━━━━━ Excerpted data ━━━━━

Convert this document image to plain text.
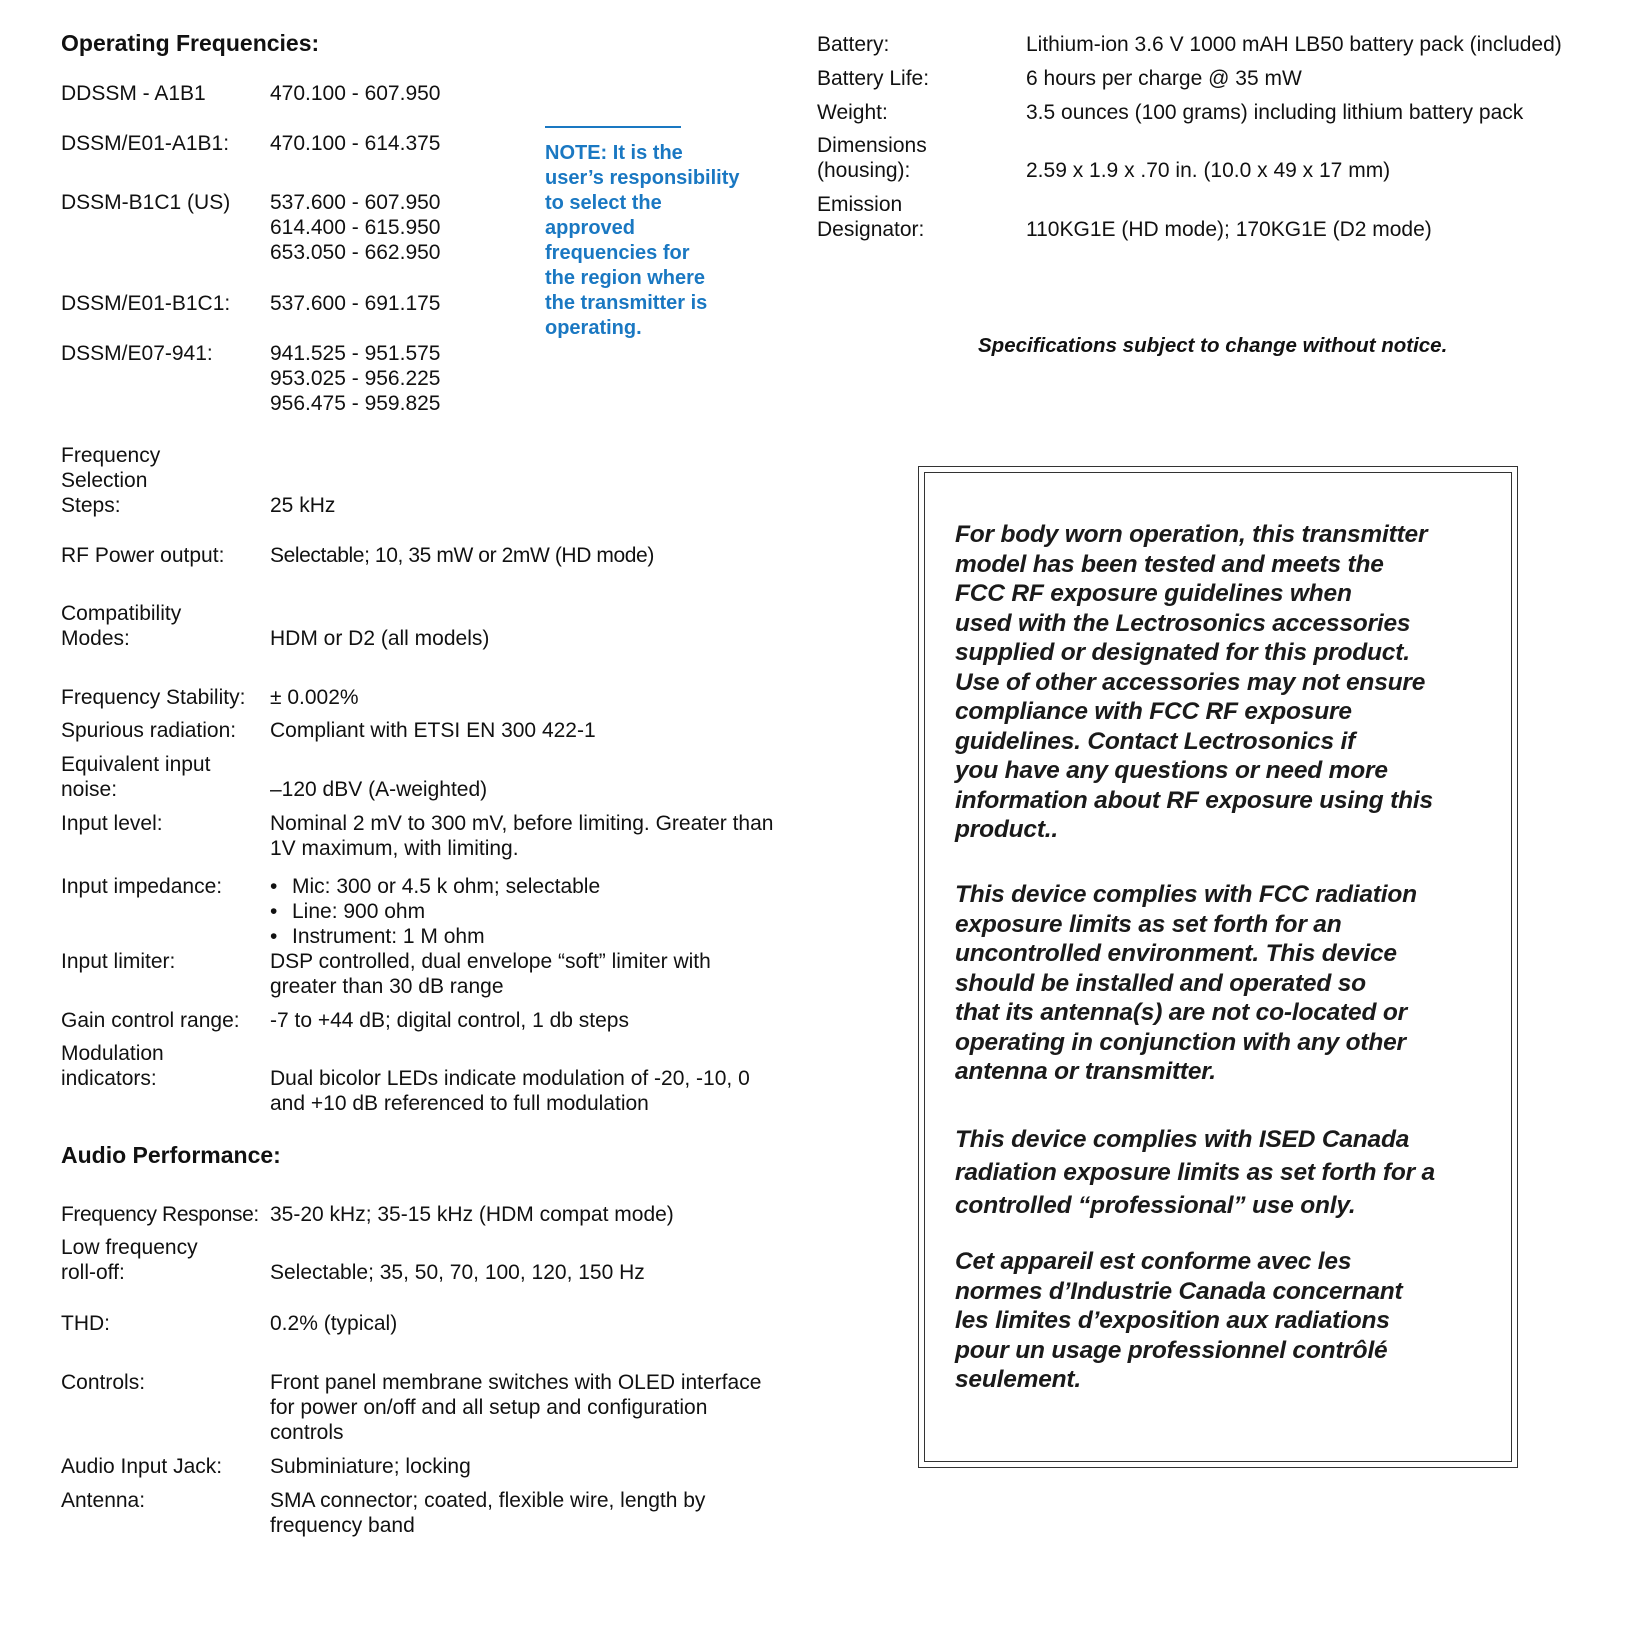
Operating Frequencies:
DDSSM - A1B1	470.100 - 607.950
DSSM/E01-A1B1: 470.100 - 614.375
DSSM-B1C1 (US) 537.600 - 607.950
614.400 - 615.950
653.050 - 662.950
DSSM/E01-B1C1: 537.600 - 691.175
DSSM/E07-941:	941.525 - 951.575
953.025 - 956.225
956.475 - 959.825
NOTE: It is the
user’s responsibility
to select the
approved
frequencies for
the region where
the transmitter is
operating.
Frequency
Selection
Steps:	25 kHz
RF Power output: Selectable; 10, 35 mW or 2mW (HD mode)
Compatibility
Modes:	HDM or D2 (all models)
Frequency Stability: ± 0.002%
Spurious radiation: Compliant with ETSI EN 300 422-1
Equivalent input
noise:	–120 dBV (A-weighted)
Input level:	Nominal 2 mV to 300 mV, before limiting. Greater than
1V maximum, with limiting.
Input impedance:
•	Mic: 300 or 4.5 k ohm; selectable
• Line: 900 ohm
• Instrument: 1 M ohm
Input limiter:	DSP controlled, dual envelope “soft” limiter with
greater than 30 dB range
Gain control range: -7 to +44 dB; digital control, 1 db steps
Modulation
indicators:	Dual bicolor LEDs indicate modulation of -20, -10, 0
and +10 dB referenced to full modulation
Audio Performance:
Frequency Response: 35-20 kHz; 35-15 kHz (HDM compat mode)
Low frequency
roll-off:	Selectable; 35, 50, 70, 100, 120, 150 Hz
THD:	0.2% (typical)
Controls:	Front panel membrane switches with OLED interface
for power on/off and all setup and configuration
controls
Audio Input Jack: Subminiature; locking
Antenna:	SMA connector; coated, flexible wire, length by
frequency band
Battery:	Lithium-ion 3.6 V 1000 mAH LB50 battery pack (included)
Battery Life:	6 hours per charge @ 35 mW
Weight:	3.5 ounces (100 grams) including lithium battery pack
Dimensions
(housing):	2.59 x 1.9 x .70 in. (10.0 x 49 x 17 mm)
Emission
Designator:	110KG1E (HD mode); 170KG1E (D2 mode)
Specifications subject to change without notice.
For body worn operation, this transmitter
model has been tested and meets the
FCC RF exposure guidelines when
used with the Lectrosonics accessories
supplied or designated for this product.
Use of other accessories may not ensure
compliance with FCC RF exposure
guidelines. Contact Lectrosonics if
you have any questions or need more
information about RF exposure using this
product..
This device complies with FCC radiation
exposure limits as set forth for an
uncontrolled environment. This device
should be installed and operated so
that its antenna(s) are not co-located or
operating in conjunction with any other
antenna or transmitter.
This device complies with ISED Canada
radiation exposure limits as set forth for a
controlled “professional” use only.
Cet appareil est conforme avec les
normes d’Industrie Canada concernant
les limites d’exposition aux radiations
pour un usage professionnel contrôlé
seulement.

━━━━━
━━━━━ Excerpted data ━━━━━

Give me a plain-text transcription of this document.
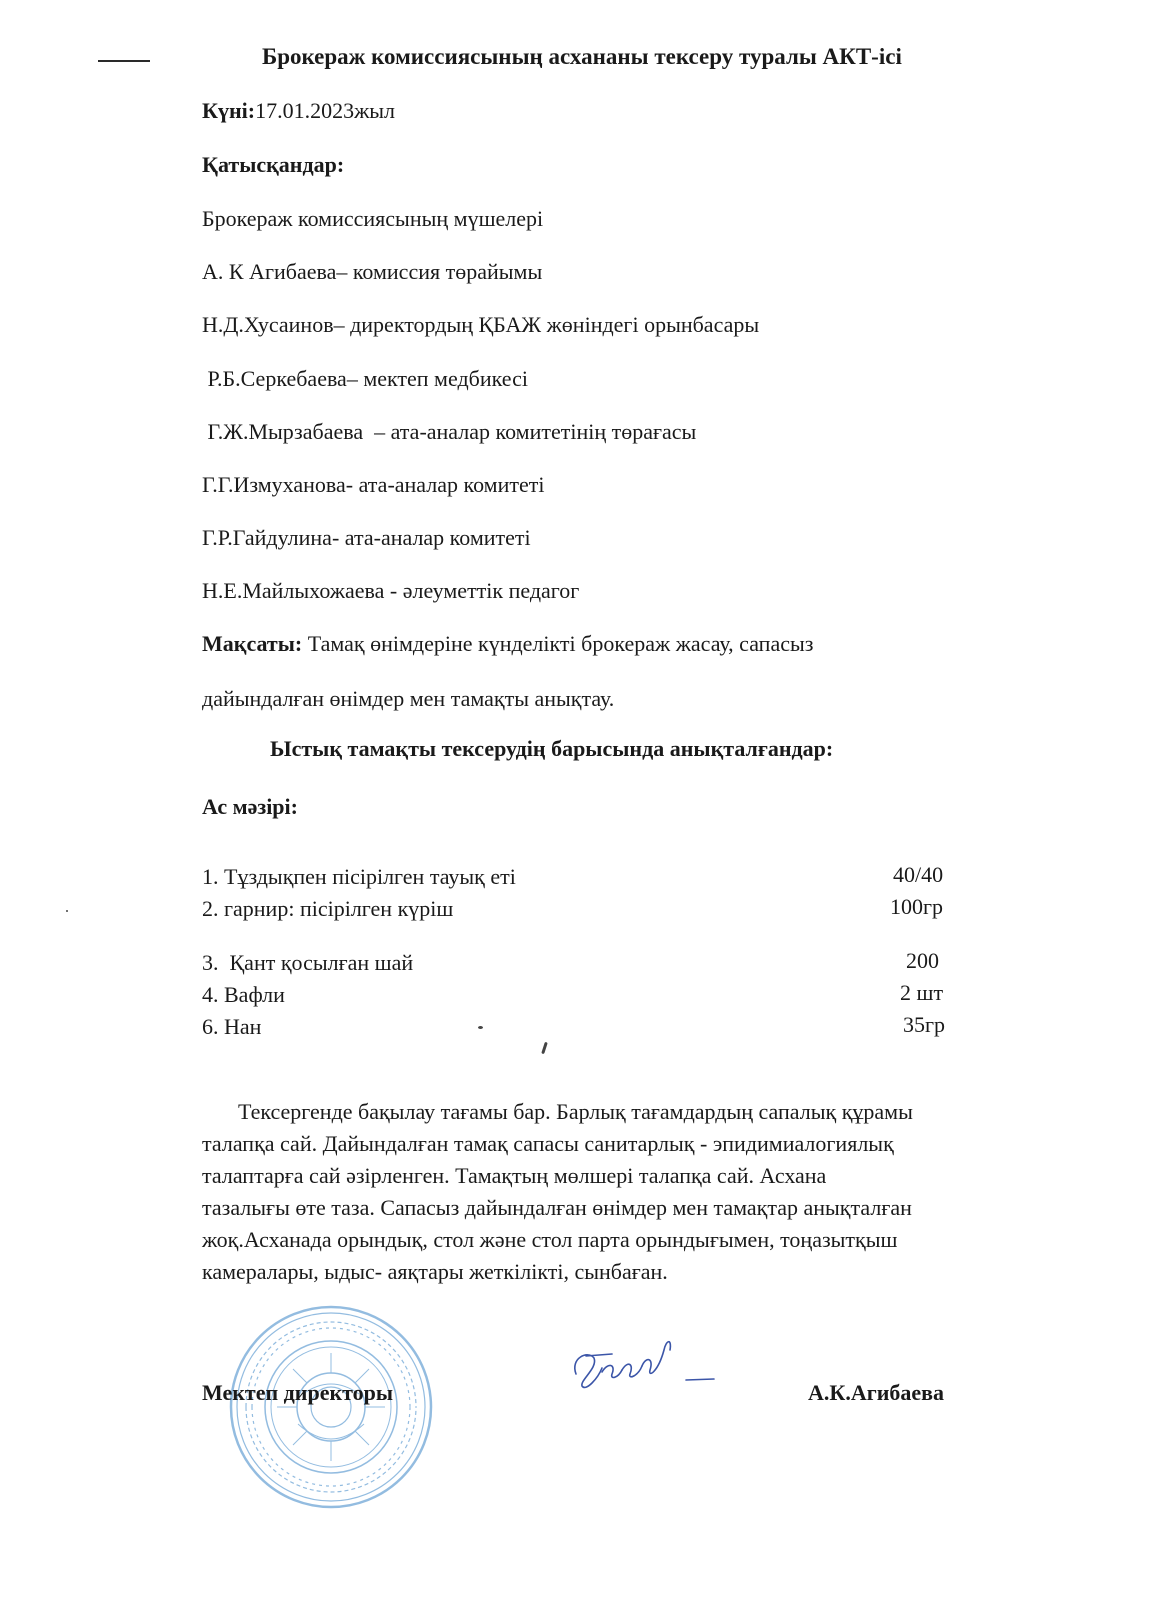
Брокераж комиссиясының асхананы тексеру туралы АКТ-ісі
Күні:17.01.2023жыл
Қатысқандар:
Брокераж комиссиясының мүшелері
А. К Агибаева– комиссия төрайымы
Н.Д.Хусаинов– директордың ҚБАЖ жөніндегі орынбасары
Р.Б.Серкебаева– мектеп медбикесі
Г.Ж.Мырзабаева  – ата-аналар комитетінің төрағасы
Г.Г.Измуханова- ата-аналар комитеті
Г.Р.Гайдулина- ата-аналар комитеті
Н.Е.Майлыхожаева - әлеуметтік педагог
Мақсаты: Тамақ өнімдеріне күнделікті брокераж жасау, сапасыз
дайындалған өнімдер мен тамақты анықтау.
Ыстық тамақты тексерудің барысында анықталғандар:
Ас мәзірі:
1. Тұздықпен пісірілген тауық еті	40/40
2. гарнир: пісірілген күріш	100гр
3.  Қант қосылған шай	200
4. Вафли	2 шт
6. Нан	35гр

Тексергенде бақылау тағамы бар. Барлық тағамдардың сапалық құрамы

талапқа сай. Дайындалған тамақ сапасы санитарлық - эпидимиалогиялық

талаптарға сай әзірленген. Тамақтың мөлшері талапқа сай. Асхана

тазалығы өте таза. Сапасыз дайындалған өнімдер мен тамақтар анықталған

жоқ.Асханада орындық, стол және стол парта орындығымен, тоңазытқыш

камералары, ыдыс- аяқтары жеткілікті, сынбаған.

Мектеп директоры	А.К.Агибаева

━━━━━

▸ Exercise directions: Copy all lines from the listing that contain "комиссиясының".

▸ Exercise output:
Брокераж комиссиясының асхананы тексеру туралы АКТ-ісі
Брокераж комиссиясының мүшелері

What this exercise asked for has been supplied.